§ The task
Give back the full listing, character for character, with no pictures.

Extracted records

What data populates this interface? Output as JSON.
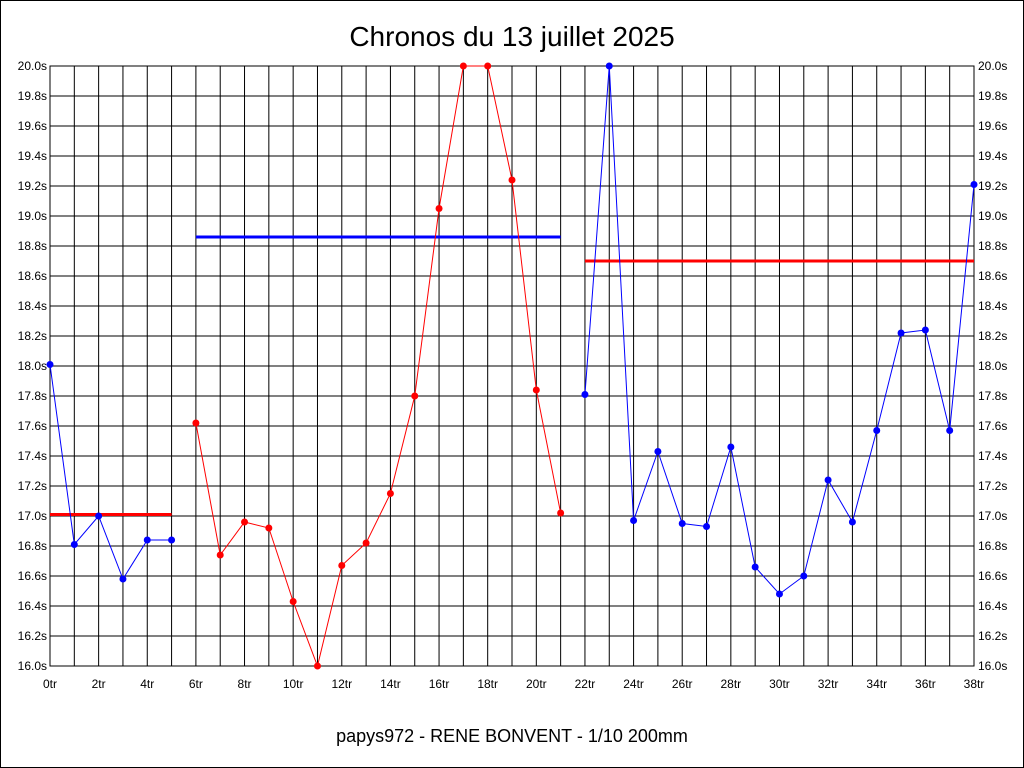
{
  "chart_data": {
    "type": "line",
    "title": "Chronos du 13 juillet 2025",
    "footer": "papys972 - RENE BONVENT - 1/10 200mm",
    "xlabel": "",
    "ylabel": "",
    "xlim": [
      0,
      38
    ],
    "ylim": [
      16.0,
      20.0
    ],
    "grid": true,
    "x_ticks": [
      "0tr",
      "2tr",
      "4tr",
      "6tr",
      "8tr",
      "10tr",
      "12tr",
      "14tr",
      "16tr",
      "18tr",
      "20tr",
      "22tr",
      "24tr",
      "26tr",
      "28tr",
      "30tr",
      "32tr",
      "34tr",
      "36tr",
      "38tr"
    ],
    "y_ticks": [
      "16.0s",
      "16.2s",
      "16.4s",
      "16.6s",
      "16.8s",
      "17.0s",
      "17.2s",
      "17.4s",
      "17.6s",
      "17.8s",
      "18.0s",
      "18.2s",
      "18.4s",
      "18.6s",
      "18.8s",
      "19.0s",
      "19.2s",
      "19.4s",
      "19.6s",
      "19.8s",
      "20.0s"
    ],
    "series": [
      {
        "color": "#0000ff",
        "x": [
          0,
          1,
          2,
          3,
          4,
          5
        ],
        "values": [
          18.01,
          16.81,
          17.0,
          16.58,
          16.84,
          16.84
        ]
      },
      {
        "color": "#ff0000",
        "x": [
          6,
          7,
          8,
          9,
          10,
          11,
          12,
          13,
          14,
          15,
          16,
          17,
          18,
          19,
          20,
          21
        ],
        "values": [
          17.62,
          16.74,
          16.96,
          16.92,
          16.43,
          16.0,
          16.67,
          16.82,
          17.15,
          17.8,
          19.05,
          20.0,
          20.0,
          19.24,
          17.84,
          17.02
        ]
      },
      {
        "color": "#0000ff",
        "x": [
          22,
          23,
          24,
          25,
          26,
          27,
          28,
          29,
          30,
          31,
          32,
          33,
          34,
          35,
          36,
          37,
          38
        ],
        "values": [
          17.81,
          20.0,
          16.97,
          17.43,
          16.95,
          16.93,
          17.46,
          16.66,
          16.48,
          16.6,
          17.24,
          16.96,
          17.57,
          18.22,
          18.24,
          17.57,
          19.21
        ]
      }
    ],
    "averages": [
      {
        "color": "#ff0000",
        "x_start": 0,
        "x_end": 5,
        "value": 17.01
      },
      {
        "color": "#0000ff",
        "x_start": 6,
        "x_end": 21,
        "value": 18.86
      },
      {
        "color": "#ff0000",
        "x_start": 22,
        "x_end": 38,
        "value": 18.7
      }
    ]
  }
}
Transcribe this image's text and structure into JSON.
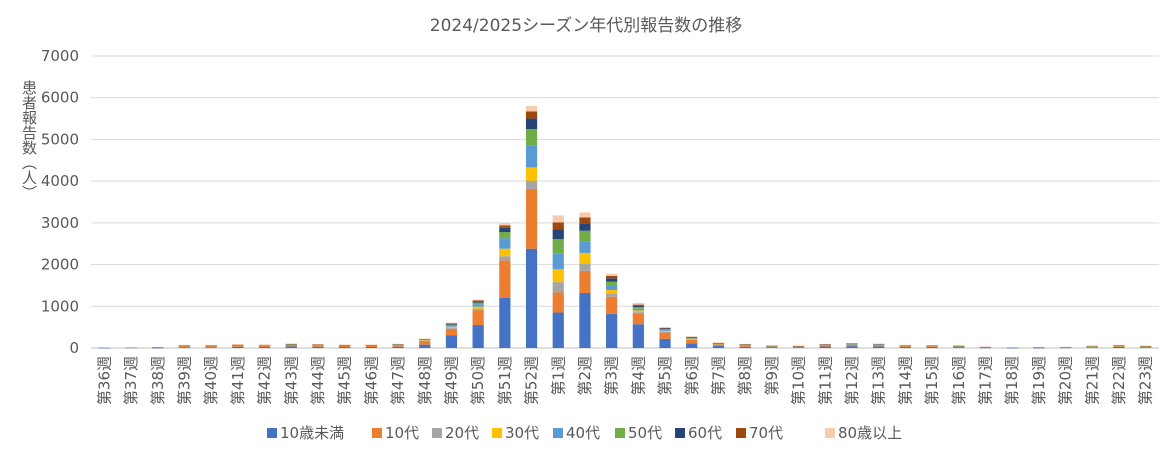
{
  "chart_data": {
    "type": "bar",
    "stacked": true,
    "title": "2024/2025シーズン年代別報告数の推移",
    "xlabel": "",
    "ylabel": "患者報告数（人）",
    "ylim": [
      0,
      7000
    ],
    "yticks": [
      0,
      1000,
      2000,
      3000,
      4000,
      5000,
      6000,
      7000
    ],
    "grid": true,
    "legend_position": "bottom",
    "categories": [
      "第36週",
      "第37週",
      "第38週",
      "第39週",
      "第40週",
      "第41週",
      "第42週",
      "第43週",
      "第44週",
      "第45週",
      "第46週",
      "第47週",
      "第48週",
      "第49週",
      "第50週",
      "第51週",
      "第52週",
      "第1週",
      "第2週",
      "第3週",
      "第4週",
      "第5週",
      "第6週",
      "第7週",
      "第8週",
      "第9週",
      "第10週",
      "第11週",
      "第12週",
      "第13週",
      "第14週",
      "第15週",
      "第16週",
      "第17週",
      "第18週",
      "第19週",
      "第20週",
      "第21週",
      "第22週",
      "第23週"
    ],
    "series": [
      {
        "name": "10歳未満",
        "color": "#4472C4",
        "values": [
          5,
          10,
          5,
          20,
          20,
          30,
          25,
          40,
          30,
          25,
          25,
          30,
          80,
          300,
          550,
          1200,
          2380,
          850,
          1320,
          820,
          570,
          220,
          110,
          50,
          30,
          20,
          20,
          35,
          45,
          40,
          25,
          25,
          20,
          10,
          5,
          5,
          10,
          15,
          25,
          15
        ]
      },
      {
        "name": "10代",
        "color": "#ED7D31",
        "values": [
          10,
          5,
          10,
          30,
          30,
          30,
          30,
          40,
          35,
          35,
          35,
          40,
          80,
          160,
          350,
          900,
          1430,
          480,
          530,
          410,
          260,
          150,
          90,
          40,
          35,
          20,
          20,
          30,
          40,
          30,
          25,
          20,
          20,
          15,
          10,
          10,
          10,
          15,
          20,
          20
        ]
      },
      {
        "name": "20代",
        "color": "#A5A5A5",
        "values": [
          0,
          0,
          0,
          5,
          5,
          5,
          5,
          5,
          5,
          5,
          5,
          5,
          10,
          20,
          40,
          100,
          200,
          250,
          180,
          80,
          30,
          20,
          10,
          10,
          5,
          5,
          5,
          5,
          5,
          5,
          5,
          5,
          5,
          0,
          0,
          0,
          0,
          5,
          5,
          5
        ]
      },
      {
        "name": "30代",
        "color": "#FFC000",
        "values": [
          2,
          0,
          2,
          5,
          5,
          5,
          5,
          5,
          5,
          5,
          5,
          5,
          15,
          30,
          50,
          180,
          320,
          310,
          250,
          80,
          40,
          20,
          15,
          5,
          5,
          5,
          5,
          5,
          5,
          10,
          5,
          5,
          5,
          2,
          0,
          0,
          2,
          5,
          5,
          5
        ]
      },
      {
        "name": "40代",
        "color": "#5B9BD5",
        "values": [
          0,
          0,
          2,
          5,
          5,
          5,
          5,
          5,
          5,
          5,
          5,
          5,
          15,
          30,
          60,
          250,
          520,
          380,
          270,
          110,
          40,
          20,
          15,
          5,
          5,
          5,
          0,
          5,
          5,
          5,
          5,
          5,
          5,
          2,
          0,
          2,
          2,
          5,
          5,
          5
        ]
      },
      {
        "name": "50代",
        "color": "#70AD47",
        "values": [
          0,
          0,
          2,
          3,
          3,
          5,
          3,
          5,
          5,
          3,
          3,
          5,
          10,
          20,
          40,
          150,
          400,
          340,
          260,
          90,
          40,
          20,
          10,
          5,
          5,
          3,
          3,
          5,
          5,
          5,
          3,
          3,
          3,
          0,
          0,
          2,
          2,
          3,
          5,
          3
        ]
      },
      {
        "name": "60代",
        "color": "#264478",
        "values": [
          0,
          0,
          0,
          2,
          2,
          3,
          2,
          3,
          3,
          2,
          2,
          3,
          5,
          20,
          30,
          100,
          250,
          230,
          180,
          80,
          30,
          20,
          10,
          5,
          5,
          2,
          2,
          5,
          5,
          3,
          2,
          2,
          2,
          0,
          0,
          0,
          0,
          2,
          3,
          2
        ]
      },
      {
        "name": "70代",
        "color": "#9E480E",
        "values": [
          0,
          0,
          0,
          2,
          2,
          2,
          2,
          2,
          2,
          2,
          2,
          3,
          3,
          15,
          20,
          60,
          170,
          170,
          140,
          60,
          30,
          15,
          10,
          5,
          5,
          2,
          2,
          5,
          5,
          3,
          2,
          2,
          2,
          2,
          0,
          0,
          0,
          2,
          2,
          2
        ]
      },
      {
        "name": "80歳以上",
        "color": "#F8CBAD",
        "values": [
          5,
          0,
          0,
          3,
          3,
          5,
          3,
          5,
          5,
          3,
          3,
          5,
          7,
          15,
          20,
          60,
          130,
          170,
          120,
          50,
          40,
          15,
          10,
          5,
          5,
          3,
          3,
          5,
          5,
          5,
          3,
          3,
          3,
          3,
          0,
          0,
          0,
          3,
          5,
          3
        ]
      }
    ]
  }
}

§ Exercise response
What data populates this interface? Output as JSON.
{
  "chart_data": {
    "type": "line",
    "title": "Chronos du 13 juillet 2025",
    "footer": "papys972 - RENE BONVENT - 1/10 200mm",
    "xlabel": "",
    "ylabel": "",
    "xlim": [
      0,
      38
    ],
    "ylim": [
      16.0,
      20.0
    ],
    "grid": true,
    "x_ticks": [
      "0tr",
      "2tr",
      "4tr",
      "6tr",
      "8tr",
      "10tr",
      "12tr",
      "14tr",
      "16tr",
      "18tr",
      "20tr",
      "22tr",
      "24tr",
      "26tr",
      "28tr",
      "30tr",
      "32tr",
      "34tr",
      "36tr",
      "38tr"
    ],
    "y_ticks": [
      "16.0s",
      "16.2s",
      "16.4s",
      "16.6s",
      "16.8s",
      "17.0s",
      "17.2s",
      "17.4s",
      "17.6s",
      "17.8s",
      "18.0s",
      "18.2s",
      "18.4s",
      "18.6s",
      "18.8s",
      "19.0s",
      "19.2s",
      "19.4s",
      "19.6s",
      "19.8s",
      "20.0s"
    ],
    "series": [
      {
        "color": "#0000ff",
        "x": [
          0,
          1,
          2,
          3,
          4,
          5
        ],
        "values": [
          18.01,
          16.81,
          17.0,
          16.58,
          16.84,
          16.84
        ]
      },
      {
        "color": "#ff0000",
        "x": [
          6,
          7,
          8,
          9,
          10,
          11,
          12,
          13,
          14,
          15,
          16,
          17,
          18,
          19,
          20,
          21
        ],
        "values": [
          17.62,
          16.74,
          16.96,
          16.92,
          16.43,
          16.0,
          16.67,
          16.82,
          17.15,
          17.8,
          19.05,
          20.0,
          20.0,
          19.24,
          17.84,
          17.02
        ]
      },
      {
        "color": "#0000ff",
        "x": [
          22,
          23,
          24,
          25,
          26,
          27,
          28,
          29,
          30,
          31,
          32,
          33,
          34,
          35,
          36,
          37,
          38
        ],
        "values": [
          17.81,
          20.0,
          16.97,
          17.43,
          16.95,
          16.93,
          17.46,
          16.66,
          16.48,
          16.6,
          17.24,
          16.96,
          17.57,
          18.22,
          18.24,
          17.57,
          19.21
        ]
      }
    ],
    "averages": [
      {
        "color": "#ff0000",
        "x_start": 0,
        "x_end": 5,
        "value": 17.01
      },
      {
        "color": "#0000ff",
        "x_start": 6,
        "x_end": 21,
        "value": 18.86
      },
      {
        "color": "#ff0000",
        "x_start": 22,
        "x_end": 38,
        "value": 18.7
      }
    ]
  }
}
Transcribe this image's text and structure into JSON.
{
  "chart_data": {
    "type": "bar",
    "stacked": true,
    "title": "2024/2025シーズン年代別報告数の推移",
    "xlabel": "",
    "ylabel": "患者報告数（人）",
    "ylim": [
      0,
      7000
    ],
    "yticks": [
      0,
      1000,
      2000,
      3000,
      4000,
      5000,
      6000,
      7000
    ],
    "grid": true,
    "legend_position": "bottom",
    "categories": [
      "第36週",
      "第37週",
      "第38週",
      "第39週",
      "第40週",
      "第41週",
      "第42週",
      "第43週",
      "第44週",
      "第45週",
      "第46週",
      "第47週",
      "第48週",
      "第49週",
      "第50週",
      "第51週",
      "第52週",
      "第1週",
      "第2週",
      "第3週",
      "第4週",
      "第5週",
      "第6週",
      "第7週",
      "第8週",
      "第9週",
      "第10週",
      "第11週",
      "第12週",
      "第13週",
      "第14週",
      "第15週",
      "第16週",
      "第17週",
      "第18週",
      "第19週",
      "第20週",
      "第21週",
      "第22週",
      "第23週"
    ],
    "series": [
      {
        "name": "10歳未満",
        "color": "#4472C4",
        "values": [
          5,
          10,
          5,
          20,
          20,
          30,
          25,
          40,
          30,
          25,
          25,
          30,
          80,
          300,
          550,
          1200,
          2380,
          850,
          1320,
          820,
          570,
          220,
          110,
          50,
          30,
          20,
          20,
          35,
          45,
          40,
          25,
          25,
          20,
          10,
          5,
          5,
          10,
          15,
          25,
          15
        ]
      },
      {
        "name": "10代",
        "color": "#ED7D31",
        "values": [
          10,
          5,
          10,
          30,
          30,
          30,
          30,
          40,
          35,
          35,
          35,
          40,
          80,
          160,
          350,
          900,
          1430,
          480,
          530,
          410,
          260,
          150,
          90,
          40,
          35,
          20,
          20,
          30,
          40,
          30,
          25,
          20,
          20,
          15,
          10,
          10,
          10,
          15,
          20,
          20
        ]
      },
      {
        "name": "20代",
        "color": "#A5A5A5",
        "values": [
          0,
          0,
          0,
          5,
          5,
          5,
          5,
          5,
          5,
          5,
          5,
          5,
          10,
          20,
          40,
          100,
          200,
          250,
          180,
          80,
          30,
          20,
          10,
          10,
          5,
          5,
          5,
          5,
          5,
          5,
          5,
          5,
          5,
          0,
          0,
          0,
          0,
          5,
          5,
          5
        ]
      },
      {
        "name": "30代",
        "color": "#FFC000",
        "values": [
          2,
          0,
          2,
          5,
          5,
          5,
          5,
          5,
          5,
          5,
          5,
          5,
          15,
          30,
          50,
          180,
          320,
          310,
          250,
          80,
          40,
          20,
          15,
          5,
          5,
          5,
          5,
          5,
          5,
          10,
          5,
          5,
          5,
          2,
          0,
          0,
          2,
          5,
          5,
          5
        ]
      },
      {
        "name": "40代",
        "color": "#5B9BD5",
        "values": [
          0,
          0,
          2,
          5,
          5,
          5,
          5,
          5,
          5,
          5,
          5,
          5,
          15,
          30,
          60,
          250,
          520,
          380,
          270,
          110,
          40,
          20,
          15,
          5,
          5,
          5,
          0,
          5,
          5,
          5,
          5,
          5,
          5,
          2,
          0,
          2,
          2,
          5,
          5,
          5
        ]
      },
      {
        "name": "50代",
        "color": "#70AD47",
        "values": [
          0,
          0,
          2,
          3,
          3,
          5,
          3,
          5,
          5,
          3,
          3,
          5,
          10,
          20,
          40,
          150,
          400,
          340,
          260,
          90,
          40,
          20,
          10,
          5,
          5,
          3,
          3,
          5,
          5,
          5,
          3,
          3,
          3,
          0,
          0,
          2,
          2,
          3,
          5,
          3
        ]
      },
      {
        "name": "60代",
        "color": "#264478",
        "values": [
          0,
          0,
          0,
          2,
          2,
          3,
          2,
          3,
          3,
          2,
          2,
          3,
          5,
          20,
          30,
          100,
          250,
          230,
          180,
          80,
          30,
          20,
          10,
          5,
          5,
          2,
          2,
          5,
          5,
          3,
          2,
          2,
          2,
          0,
          0,
          0,
          0,
          2,
          3,
          2
        ]
      },
      {
        "name": "70代",
        "color": "#9E480E",
        "values": [
          0,
          0,
          0,
          2,
          2,
          2,
          2,
          2,
          2,
          2,
          2,
          3,
          3,
          15,
          20,
          60,
          170,
          170,
          140,
          60,
          30,
          15,
          10,
          5,
          5,
          2,
          2,
          5,
          5,
          3,
          2,
          2,
          2,
          2,
          0,
          0,
          0,
          2,
          2,
          2
        ]
      },
      {
        "name": "80歳以上",
        "color": "#F8CBAD",
        "values": [
          5,
          0,
          0,
          3,
          3,
          5,
          3,
          5,
          5,
          3,
          3,
          5,
          7,
          15,
          20,
          60,
          130,
          170,
          120,
          50,
          40,
          15,
          10,
          5,
          5,
          3,
          3,
          5,
          5,
          5,
          3,
          3,
          3,
          3,
          0,
          0,
          0,
          3,
          5,
          3
        ]
      }
    ]
  }
}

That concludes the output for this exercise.